Exercise aim: Return verbatim the run of lines that opens with the line holding "OCR this image." and closes with the last line of the records.

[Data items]
════════════════════

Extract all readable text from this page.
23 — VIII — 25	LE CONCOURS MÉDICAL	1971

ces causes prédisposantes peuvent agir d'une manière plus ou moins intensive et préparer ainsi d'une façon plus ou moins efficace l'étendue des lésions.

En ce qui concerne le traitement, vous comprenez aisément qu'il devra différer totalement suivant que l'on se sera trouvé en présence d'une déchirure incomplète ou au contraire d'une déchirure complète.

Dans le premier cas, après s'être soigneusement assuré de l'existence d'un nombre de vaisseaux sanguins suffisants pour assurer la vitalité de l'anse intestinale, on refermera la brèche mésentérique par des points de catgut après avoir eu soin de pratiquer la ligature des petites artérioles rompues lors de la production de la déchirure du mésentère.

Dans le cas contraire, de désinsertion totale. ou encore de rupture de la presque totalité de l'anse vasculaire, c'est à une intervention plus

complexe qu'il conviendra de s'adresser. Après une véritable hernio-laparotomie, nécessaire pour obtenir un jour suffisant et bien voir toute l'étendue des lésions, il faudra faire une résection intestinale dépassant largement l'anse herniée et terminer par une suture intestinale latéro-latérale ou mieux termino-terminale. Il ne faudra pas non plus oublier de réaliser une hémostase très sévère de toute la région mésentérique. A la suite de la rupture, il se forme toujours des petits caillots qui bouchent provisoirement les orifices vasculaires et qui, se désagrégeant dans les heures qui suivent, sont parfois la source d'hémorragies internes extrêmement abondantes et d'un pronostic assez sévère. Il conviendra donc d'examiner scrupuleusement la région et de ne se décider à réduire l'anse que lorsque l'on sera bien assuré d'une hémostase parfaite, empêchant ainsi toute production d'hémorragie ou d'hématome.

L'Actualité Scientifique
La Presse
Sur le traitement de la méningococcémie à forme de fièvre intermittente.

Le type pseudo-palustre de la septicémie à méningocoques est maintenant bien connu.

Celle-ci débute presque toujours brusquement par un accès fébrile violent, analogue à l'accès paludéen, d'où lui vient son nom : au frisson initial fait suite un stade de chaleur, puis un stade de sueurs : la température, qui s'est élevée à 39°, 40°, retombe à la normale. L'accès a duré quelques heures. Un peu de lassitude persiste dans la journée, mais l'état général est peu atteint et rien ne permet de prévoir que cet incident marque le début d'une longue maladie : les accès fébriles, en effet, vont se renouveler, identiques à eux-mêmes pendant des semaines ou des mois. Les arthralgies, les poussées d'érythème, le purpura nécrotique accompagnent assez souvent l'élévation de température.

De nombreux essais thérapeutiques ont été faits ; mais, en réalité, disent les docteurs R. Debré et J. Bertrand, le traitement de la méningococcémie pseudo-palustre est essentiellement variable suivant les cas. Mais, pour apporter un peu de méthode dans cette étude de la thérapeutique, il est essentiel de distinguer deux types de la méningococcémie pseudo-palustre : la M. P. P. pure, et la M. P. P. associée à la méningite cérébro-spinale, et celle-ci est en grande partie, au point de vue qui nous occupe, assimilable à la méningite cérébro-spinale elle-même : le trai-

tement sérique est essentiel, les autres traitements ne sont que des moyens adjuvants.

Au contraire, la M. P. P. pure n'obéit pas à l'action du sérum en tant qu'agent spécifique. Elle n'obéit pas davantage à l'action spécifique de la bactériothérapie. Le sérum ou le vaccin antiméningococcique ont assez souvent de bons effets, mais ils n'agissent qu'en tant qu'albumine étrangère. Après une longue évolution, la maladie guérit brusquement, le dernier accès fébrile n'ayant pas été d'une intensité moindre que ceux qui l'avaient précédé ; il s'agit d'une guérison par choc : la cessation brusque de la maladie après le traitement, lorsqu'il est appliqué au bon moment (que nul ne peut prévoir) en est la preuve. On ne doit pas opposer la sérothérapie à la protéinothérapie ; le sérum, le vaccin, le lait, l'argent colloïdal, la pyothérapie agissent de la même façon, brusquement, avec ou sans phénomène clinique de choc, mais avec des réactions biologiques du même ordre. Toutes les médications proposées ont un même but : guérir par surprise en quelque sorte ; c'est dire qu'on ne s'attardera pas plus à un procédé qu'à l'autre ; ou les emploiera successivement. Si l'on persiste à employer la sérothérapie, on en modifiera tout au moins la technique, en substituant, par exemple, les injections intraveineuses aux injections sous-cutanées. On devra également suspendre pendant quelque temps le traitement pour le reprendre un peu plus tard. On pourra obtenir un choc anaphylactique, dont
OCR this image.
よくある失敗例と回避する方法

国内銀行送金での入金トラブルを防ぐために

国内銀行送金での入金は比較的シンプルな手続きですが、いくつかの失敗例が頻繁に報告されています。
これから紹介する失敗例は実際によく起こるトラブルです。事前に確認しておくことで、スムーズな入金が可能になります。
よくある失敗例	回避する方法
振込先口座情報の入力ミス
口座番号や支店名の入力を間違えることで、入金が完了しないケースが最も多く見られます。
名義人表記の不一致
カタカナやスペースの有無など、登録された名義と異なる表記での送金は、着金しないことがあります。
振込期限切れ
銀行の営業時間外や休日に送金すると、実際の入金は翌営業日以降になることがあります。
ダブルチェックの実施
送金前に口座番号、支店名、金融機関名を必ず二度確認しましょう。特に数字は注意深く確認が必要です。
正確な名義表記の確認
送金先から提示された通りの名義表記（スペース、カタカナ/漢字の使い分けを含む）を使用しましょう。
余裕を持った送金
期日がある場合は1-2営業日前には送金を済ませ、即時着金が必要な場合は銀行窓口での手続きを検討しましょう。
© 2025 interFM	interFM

════════════════════

Response below:
OCR this image.
よくある失敗例と回避する方法

国内銀行送金での入金トラブルを防ぐために

国内銀行送金での入金は比較的シンプルな手続きですが、いくつかの失敗例が頻繁に報告されています。
これから紹介する失敗例は実際によく起こるトラブルです。事前に確認しておくことで、スムーズな入金が可能になります。
よくある失敗例	回避する方法
振込先口座情報の入力ミス
口座番号や支店名の入力を間違えることで、入金が完了しないケースが最も多く見られます。
名義人表記の不一致
カタカナやスペースの有無など、登録された名義と異なる表記での送金は、着金しないことがあります。
振込期限切れ
銀行の営業時間外や休日に送金すると、実際の入金は翌営業日以降になることがあります。
ダブルチェックの実施
送金前に口座番号、支店名、金融機関名を必ず二度確認しましょう。特に数字は注意深く確認が必要です。
正確な名義表記の確認
送金先から提示された通りの名義表記（スペース、カタカナ/漢字の使い分けを含む）を使用しましょう。
余裕を持った送金
期日がある場合は1-2営業日前には送金を済ませ、即時着金が必要な場合は銀行窓口での手続きを検討しましょう。
© 2025 interFM	interFM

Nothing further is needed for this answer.